• To be done: Retype the material word for word, beginning with the line containing "UI element localization: list" and ending with the line containing "person-role: Pazarlama Uzmanı", both included.
§ §
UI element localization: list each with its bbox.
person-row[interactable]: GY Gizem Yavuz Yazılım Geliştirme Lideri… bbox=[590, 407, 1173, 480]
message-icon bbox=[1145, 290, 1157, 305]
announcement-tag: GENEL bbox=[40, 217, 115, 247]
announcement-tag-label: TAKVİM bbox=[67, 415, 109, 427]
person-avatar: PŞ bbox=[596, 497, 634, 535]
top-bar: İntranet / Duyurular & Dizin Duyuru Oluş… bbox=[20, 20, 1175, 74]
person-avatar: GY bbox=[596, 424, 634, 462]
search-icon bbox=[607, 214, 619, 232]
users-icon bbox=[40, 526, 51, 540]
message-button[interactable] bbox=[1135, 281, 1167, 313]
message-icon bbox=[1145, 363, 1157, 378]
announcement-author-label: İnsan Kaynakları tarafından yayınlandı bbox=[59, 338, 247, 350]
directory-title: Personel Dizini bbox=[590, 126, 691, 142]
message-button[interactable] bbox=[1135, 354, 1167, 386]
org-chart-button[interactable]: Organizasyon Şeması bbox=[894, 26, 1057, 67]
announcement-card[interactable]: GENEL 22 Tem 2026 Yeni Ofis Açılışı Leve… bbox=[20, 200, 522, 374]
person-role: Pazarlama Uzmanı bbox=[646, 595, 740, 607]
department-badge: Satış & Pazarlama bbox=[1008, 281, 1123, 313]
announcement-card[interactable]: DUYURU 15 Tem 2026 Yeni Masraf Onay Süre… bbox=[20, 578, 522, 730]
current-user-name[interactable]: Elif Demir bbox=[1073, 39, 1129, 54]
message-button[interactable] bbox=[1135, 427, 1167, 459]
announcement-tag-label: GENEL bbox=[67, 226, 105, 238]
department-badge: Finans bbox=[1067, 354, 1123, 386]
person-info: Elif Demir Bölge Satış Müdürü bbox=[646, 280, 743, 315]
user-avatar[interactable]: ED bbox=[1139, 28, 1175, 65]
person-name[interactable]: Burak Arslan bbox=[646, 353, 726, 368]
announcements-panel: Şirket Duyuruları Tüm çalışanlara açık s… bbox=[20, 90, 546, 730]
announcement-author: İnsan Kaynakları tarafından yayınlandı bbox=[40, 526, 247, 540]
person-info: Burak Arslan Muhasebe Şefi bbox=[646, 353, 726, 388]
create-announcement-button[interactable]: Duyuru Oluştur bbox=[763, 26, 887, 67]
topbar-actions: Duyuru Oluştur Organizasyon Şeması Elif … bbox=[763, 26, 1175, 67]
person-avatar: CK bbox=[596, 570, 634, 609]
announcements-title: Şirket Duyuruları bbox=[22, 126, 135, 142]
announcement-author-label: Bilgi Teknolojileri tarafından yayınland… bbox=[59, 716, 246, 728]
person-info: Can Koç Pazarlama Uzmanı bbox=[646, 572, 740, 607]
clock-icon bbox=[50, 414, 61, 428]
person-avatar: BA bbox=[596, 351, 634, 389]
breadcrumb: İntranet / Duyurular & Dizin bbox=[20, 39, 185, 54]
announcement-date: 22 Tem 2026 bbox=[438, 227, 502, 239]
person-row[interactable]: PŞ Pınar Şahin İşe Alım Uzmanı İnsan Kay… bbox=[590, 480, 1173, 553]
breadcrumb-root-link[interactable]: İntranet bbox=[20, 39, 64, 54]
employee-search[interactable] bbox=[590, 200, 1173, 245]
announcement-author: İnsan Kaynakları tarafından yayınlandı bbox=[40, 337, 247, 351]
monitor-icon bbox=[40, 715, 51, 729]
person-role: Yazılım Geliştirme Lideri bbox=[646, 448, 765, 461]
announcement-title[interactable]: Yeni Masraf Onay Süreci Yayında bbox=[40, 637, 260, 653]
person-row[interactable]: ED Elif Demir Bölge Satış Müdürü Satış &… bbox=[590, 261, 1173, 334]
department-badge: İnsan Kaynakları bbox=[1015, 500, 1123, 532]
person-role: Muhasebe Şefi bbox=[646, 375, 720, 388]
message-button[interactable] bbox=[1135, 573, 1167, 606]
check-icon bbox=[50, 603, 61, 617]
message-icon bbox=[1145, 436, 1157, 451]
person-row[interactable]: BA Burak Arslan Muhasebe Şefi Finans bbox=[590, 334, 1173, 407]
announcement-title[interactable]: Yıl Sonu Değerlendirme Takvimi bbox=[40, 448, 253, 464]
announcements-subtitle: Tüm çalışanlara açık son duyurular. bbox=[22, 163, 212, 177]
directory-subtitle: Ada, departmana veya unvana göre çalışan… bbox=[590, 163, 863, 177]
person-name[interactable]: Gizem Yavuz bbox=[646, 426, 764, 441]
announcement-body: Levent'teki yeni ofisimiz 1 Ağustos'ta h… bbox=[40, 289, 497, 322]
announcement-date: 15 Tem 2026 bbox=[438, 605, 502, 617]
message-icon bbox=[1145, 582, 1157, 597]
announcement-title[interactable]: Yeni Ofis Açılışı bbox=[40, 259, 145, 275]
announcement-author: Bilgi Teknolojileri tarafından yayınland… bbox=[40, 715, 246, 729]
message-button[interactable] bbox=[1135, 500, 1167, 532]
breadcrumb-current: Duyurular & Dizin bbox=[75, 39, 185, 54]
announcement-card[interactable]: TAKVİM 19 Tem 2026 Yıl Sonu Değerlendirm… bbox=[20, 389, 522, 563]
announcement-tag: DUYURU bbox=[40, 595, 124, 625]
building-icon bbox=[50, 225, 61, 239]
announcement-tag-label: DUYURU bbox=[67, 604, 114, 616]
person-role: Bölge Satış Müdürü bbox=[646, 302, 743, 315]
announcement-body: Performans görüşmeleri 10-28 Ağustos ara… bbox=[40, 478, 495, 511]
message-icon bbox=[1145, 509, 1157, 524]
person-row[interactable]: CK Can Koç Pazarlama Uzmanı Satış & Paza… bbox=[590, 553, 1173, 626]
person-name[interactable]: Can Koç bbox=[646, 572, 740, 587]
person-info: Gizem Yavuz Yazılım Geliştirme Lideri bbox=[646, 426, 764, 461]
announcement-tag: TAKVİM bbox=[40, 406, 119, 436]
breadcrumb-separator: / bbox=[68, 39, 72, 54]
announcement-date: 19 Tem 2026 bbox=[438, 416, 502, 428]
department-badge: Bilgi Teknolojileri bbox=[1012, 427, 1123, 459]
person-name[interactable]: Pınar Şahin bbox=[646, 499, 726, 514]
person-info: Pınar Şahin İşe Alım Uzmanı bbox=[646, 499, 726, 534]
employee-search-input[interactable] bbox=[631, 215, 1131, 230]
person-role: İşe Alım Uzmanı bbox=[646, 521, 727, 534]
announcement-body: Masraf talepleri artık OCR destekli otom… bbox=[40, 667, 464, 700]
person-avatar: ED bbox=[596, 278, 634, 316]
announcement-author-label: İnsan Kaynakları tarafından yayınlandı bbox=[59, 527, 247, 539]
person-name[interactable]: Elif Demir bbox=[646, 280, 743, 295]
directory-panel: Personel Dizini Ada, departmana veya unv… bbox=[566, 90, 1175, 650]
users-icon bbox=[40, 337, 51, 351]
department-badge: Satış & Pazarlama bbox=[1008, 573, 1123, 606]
§ §
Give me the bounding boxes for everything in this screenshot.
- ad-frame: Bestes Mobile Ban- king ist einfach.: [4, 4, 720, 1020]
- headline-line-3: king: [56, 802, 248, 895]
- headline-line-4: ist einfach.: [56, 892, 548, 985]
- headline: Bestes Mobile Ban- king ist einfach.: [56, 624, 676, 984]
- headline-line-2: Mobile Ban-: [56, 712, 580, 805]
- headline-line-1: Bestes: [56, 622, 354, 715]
§ §
• Finished task:
UI element localization: list each with its bbox.
person-row[interactable]: GY Gizem Yavuz Yazılım Geliştirme Lideri… bbox=[590, 407, 1173, 480]
message-icon bbox=[1145, 290, 1157, 305]
announcement-tag: GENEL bbox=[40, 217, 115, 247]
announcement-tag-label: TAKVİM bbox=[67, 415, 109, 427]
person-avatar: PŞ bbox=[596, 497, 634, 535]
top-bar: İntranet / Duyurular & Dizin Duyuru Oluş… bbox=[20, 20, 1175, 74]
person-avatar: GY bbox=[596, 424, 634, 462]
search-icon bbox=[607, 214, 619, 232]
users-icon bbox=[40, 526, 51, 540]
message-button[interactable] bbox=[1135, 281, 1167, 313]
message-icon bbox=[1145, 363, 1157, 378]
announcement-author-label: İnsan Kaynakları tarafından yayınlandı bbox=[59, 338, 247, 350]
directory-title: Personel Dizini bbox=[590, 126, 691, 142]
message-button[interactable] bbox=[1135, 354, 1167, 386]
org-chart-button[interactable]: Organizasyon Şeması bbox=[894, 26, 1057, 67]
announcement-card[interactable]: GENEL 22 Tem 2026 Yeni Ofis Açılışı Leve… bbox=[20, 200, 522, 374]
person-role: Pazarlama Uzmanı bbox=[646, 595, 740, 607]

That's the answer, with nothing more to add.